— Exercise data —
start
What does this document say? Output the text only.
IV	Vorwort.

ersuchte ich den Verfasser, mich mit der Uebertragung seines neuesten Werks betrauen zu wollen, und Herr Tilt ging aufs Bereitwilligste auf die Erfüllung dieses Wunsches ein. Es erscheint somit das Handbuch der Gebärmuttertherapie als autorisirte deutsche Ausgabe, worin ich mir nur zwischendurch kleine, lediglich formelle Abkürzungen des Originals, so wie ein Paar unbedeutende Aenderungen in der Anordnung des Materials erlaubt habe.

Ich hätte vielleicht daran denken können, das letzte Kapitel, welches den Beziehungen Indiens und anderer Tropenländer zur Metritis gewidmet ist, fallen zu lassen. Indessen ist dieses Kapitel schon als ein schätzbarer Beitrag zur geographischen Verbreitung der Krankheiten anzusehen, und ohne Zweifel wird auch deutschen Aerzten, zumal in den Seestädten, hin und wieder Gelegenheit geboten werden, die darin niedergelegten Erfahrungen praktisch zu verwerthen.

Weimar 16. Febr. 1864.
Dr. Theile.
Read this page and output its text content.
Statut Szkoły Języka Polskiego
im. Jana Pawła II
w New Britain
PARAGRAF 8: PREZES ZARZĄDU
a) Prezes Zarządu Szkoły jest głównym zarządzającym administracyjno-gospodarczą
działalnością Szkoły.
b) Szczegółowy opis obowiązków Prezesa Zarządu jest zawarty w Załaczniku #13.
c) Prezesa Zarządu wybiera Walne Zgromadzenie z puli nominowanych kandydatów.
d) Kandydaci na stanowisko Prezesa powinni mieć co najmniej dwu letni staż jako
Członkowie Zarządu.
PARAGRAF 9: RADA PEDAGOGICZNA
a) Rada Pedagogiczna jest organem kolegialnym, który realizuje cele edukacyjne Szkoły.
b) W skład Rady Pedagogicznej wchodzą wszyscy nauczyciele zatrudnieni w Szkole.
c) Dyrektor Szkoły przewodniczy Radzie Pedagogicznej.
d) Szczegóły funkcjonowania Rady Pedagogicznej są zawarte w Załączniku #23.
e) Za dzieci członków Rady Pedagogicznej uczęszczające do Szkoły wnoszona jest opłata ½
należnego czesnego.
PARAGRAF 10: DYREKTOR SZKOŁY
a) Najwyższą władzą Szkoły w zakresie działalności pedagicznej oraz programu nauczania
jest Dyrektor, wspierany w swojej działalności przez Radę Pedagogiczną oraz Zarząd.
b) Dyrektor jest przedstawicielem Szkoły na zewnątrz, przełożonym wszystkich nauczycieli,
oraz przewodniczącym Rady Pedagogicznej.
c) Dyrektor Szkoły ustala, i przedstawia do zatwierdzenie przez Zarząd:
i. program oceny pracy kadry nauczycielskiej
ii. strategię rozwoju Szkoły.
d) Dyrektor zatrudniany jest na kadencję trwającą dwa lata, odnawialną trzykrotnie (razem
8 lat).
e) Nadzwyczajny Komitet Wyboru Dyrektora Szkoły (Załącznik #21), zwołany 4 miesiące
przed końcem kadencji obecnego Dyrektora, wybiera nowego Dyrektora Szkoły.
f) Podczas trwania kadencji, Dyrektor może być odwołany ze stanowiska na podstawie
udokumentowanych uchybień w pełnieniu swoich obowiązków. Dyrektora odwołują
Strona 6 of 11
end
Each line above must be reproduced exactly as it stands.

What does this document say? Output the text only.
IV	Vorwort.

ersuchte ich den Verfasser, mich mit der Uebertragung seines neuesten Werks betrauen zu wollen, und Herr Tilt ging aufs Bereitwilligste auf die Erfüllung dieses Wunsches ein. Es erscheint somit das Handbuch der Gebärmuttertherapie als autorisirte deutsche Ausgabe, worin ich mir nur zwischendurch kleine, lediglich formelle Abkürzungen des Originals, so wie ein Paar unbedeutende Aenderungen in der Anordnung des Materials erlaubt habe.

Ich hätte vielleicht daran denken können, das letzte Kapitel, welches den Beziehungen Indiens und anderer Tropenländer zur Metritis gewidmet ist, fallen zu lassen. Indessen ist dieses Kapitel schon als ein schätzbarer Beitrag zur geographischen Verbreitung der Krankheiten anzusehen, und ohne Zweifel wird auch deutschen Aerzten, zumal in den Seestädten, hin und wieder Gelegenheit geboten werden, die darin niedergelegten Erfahrungen praktisch zu verwerthen.

Weimar 16. Febr. 1864.
Dr. Theile.
Read this page and output its text content.
Statut Szkoły Języka Polskiego
im. Jana Pawła II
w New Britain
PARAGRAF 8: PREZES ZARZĄDU
a) Prezes Zarządu Szkoły jest głównym zarządzającym administracyjno-gospodarczą
działalnością Szkoły.
b) Szczegółowy opis obowiązków Prezesa Zarządu jest zawarty w Załaczniku #13.
c) Prezesa Zarządu wybiera Walne Zgromadzenie z puli nominowanych kandydatów.
d) Kandydaci na stanowisko Prezesa powinni mieć co najmniej dwu letni staż jako
Członkowie Zarządu.
PARAGRAF 9: RADA PEDAGOGICZNA
a) Rada Pedagogiczna jest organem kolegialnym, który realizuje cele edukacyjne Szkoły.
b) W skład Rady Pedagogicznej wchodzą wszyscy nauczyciele zatrudnieni w Szkole.
c) Dyrektor Szkoły przewodniczy Radzie Pedagogicznej.
d) Szczegóły funkcjonowania Rady Pedagogicznej są zawarte w Załączniku #23.
e) Za dzieci członków Rady Pedagogicznej uczęszczające do Szkoły wnoszona jest opłata ½
należnego czesnego.
PARAGRAF 10: DYREKTOR SZKOŁY
a) Najwyższą władzą Szkoły w zakresie działalności pedagicznej oraz programu nauczania
jest Dyrektor, wspierany w swojej działalności przez Radę Pedagogiczną oraz Zarząd.
b) Dyrektor jest przedstawicielem Szkoły na zewnątrz, przełożonym wszystkich nauczycieli,
oraz przewodniczącym Rady Pedagogicznej.
c) Dyrektor Szkoły ustala, i przedstawia do zatwierdzenie przez Zarząd:
i. program oceny pracy kadry nauczycielskiej
ii. strategię rozwoju Szkoły.
d) Dyrektor zatrudniany jest na kadencję trwającą dwa lata, odnawialną trzykrotnie (razem
8 lat).
e) Nadzwyczajny Komitet Wyboru Dyrektora Szkoły (Załącznik #21), zwołany 4 miesiące
przed końcem kadencji obecnego Dyrektora, wybiera nowego Dyrektora Szkoły.
f) Podczas trwania kadencji, Dyrektor może być odwołany ze stanowiska na podstawie
udokumentowanych uchybień w pełnieniu swoich obowiązków. Dyrektora odwołują
Strona 6 of 11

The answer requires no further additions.